STATED PROBLEM: Extract each line holding the word "this" from the entries.
## Begin EXCERPTED RECORDS
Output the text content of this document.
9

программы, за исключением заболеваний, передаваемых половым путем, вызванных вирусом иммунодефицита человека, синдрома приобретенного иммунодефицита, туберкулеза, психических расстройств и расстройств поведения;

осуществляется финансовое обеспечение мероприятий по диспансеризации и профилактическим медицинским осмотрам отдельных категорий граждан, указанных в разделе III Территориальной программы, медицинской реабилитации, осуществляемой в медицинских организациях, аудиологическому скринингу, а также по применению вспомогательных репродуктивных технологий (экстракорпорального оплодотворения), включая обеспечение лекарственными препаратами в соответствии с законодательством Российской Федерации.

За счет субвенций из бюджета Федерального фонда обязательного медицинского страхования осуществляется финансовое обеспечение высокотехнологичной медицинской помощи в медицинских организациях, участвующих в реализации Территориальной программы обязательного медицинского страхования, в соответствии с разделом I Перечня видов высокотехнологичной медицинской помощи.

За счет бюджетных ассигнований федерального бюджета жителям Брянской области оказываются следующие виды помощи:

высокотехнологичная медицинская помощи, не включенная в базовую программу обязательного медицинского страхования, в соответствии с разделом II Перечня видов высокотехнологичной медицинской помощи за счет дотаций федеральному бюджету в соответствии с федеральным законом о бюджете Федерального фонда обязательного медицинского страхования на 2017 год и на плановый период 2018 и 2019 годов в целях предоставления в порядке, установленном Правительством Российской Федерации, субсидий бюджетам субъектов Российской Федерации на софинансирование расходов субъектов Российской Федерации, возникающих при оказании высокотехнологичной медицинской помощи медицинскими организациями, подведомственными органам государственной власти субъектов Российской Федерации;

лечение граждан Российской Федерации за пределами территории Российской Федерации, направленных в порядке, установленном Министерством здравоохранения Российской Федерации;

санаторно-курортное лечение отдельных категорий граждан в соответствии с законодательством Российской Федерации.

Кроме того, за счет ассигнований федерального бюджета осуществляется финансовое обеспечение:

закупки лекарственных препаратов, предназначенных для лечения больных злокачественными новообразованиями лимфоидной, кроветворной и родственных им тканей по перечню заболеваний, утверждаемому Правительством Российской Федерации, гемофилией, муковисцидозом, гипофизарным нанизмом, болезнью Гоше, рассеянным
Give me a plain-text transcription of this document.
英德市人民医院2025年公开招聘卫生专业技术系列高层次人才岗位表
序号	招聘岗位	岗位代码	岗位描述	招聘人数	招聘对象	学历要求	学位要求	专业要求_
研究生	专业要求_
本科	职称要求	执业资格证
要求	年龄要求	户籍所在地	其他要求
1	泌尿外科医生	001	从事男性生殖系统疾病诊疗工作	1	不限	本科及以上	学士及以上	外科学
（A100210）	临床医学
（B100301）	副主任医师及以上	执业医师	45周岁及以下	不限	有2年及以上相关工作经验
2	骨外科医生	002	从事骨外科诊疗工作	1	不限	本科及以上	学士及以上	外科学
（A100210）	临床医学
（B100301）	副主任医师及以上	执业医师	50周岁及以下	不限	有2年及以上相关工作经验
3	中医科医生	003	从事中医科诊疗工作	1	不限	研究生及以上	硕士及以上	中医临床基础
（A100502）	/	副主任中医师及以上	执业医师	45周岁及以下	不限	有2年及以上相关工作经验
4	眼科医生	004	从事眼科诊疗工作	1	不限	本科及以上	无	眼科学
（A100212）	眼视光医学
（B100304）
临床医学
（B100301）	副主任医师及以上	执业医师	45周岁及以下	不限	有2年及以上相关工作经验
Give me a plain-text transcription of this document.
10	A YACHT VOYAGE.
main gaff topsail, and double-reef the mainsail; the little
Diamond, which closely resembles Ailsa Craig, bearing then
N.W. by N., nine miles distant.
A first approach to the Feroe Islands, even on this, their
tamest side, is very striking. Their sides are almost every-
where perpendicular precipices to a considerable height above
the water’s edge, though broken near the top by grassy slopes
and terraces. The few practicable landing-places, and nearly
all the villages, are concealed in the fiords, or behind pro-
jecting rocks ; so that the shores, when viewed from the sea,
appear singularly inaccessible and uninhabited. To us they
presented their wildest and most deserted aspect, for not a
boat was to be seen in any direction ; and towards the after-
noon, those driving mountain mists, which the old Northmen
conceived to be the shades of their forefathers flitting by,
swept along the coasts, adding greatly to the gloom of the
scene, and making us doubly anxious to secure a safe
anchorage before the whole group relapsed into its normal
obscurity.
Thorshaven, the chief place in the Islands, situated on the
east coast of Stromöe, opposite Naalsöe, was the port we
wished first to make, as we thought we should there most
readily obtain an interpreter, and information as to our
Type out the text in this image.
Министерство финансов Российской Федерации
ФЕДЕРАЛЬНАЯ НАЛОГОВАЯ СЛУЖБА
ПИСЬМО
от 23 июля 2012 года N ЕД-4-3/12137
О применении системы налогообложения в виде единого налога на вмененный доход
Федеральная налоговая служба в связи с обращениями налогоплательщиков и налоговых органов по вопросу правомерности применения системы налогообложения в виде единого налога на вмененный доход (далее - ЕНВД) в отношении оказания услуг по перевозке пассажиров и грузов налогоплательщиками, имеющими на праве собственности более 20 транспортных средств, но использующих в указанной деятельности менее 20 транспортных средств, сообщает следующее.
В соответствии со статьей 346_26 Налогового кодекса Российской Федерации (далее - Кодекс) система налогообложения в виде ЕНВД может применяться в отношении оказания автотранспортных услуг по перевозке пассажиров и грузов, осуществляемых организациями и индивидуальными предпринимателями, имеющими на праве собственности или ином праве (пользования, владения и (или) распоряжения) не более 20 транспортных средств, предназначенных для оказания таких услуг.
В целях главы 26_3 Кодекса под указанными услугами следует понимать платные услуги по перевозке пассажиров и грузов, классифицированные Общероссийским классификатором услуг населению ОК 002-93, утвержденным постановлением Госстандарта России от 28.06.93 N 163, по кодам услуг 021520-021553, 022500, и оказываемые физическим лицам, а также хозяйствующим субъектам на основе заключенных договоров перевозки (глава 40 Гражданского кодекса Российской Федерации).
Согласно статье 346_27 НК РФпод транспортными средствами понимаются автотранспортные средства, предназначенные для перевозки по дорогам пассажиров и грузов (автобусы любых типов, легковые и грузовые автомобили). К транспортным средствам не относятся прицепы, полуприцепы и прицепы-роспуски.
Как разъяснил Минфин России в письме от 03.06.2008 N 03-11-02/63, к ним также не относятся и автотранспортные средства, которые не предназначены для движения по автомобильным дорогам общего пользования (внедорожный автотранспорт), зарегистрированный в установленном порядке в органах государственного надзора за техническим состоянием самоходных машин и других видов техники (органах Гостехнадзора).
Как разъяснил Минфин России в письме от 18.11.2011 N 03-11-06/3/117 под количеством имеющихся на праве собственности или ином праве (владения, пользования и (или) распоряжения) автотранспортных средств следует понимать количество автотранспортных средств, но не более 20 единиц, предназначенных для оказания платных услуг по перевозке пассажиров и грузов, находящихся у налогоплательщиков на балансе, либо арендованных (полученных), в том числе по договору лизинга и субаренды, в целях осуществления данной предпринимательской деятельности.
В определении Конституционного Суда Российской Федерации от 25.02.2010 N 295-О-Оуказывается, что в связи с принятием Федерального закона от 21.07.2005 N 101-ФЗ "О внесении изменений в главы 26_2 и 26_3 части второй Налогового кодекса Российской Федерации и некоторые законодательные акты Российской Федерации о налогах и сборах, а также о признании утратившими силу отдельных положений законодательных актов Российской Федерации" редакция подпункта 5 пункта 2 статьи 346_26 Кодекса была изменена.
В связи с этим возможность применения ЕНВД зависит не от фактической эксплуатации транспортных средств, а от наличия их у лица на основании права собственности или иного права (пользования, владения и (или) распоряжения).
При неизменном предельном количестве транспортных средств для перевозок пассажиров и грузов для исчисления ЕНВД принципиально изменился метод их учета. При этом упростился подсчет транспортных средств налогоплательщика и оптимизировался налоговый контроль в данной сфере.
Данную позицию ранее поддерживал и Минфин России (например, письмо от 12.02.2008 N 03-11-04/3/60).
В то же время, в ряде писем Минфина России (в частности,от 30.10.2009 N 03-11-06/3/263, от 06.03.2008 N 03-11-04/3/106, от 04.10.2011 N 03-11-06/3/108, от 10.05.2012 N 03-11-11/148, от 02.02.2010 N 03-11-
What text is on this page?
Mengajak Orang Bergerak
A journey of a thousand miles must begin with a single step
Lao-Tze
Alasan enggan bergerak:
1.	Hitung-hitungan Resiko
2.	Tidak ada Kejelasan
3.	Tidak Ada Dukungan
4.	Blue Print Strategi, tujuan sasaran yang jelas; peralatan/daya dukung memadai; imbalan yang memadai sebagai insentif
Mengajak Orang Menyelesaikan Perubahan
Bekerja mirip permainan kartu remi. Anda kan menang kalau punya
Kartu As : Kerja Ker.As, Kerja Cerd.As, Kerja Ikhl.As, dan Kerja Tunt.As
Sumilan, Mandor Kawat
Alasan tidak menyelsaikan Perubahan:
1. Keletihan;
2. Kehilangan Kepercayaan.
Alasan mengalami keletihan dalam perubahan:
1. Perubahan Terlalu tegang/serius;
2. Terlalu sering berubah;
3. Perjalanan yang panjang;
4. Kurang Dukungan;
## End EXCERPTED RECORDS
FULL RESPONSE:
Output the text content of this document.
Give me a plain-text transcription of this document.
Give me a plain-text transcription of this document.
A first approach to the Feroe Islands, even on this, their
Type out the text in this image.
What text is on this page?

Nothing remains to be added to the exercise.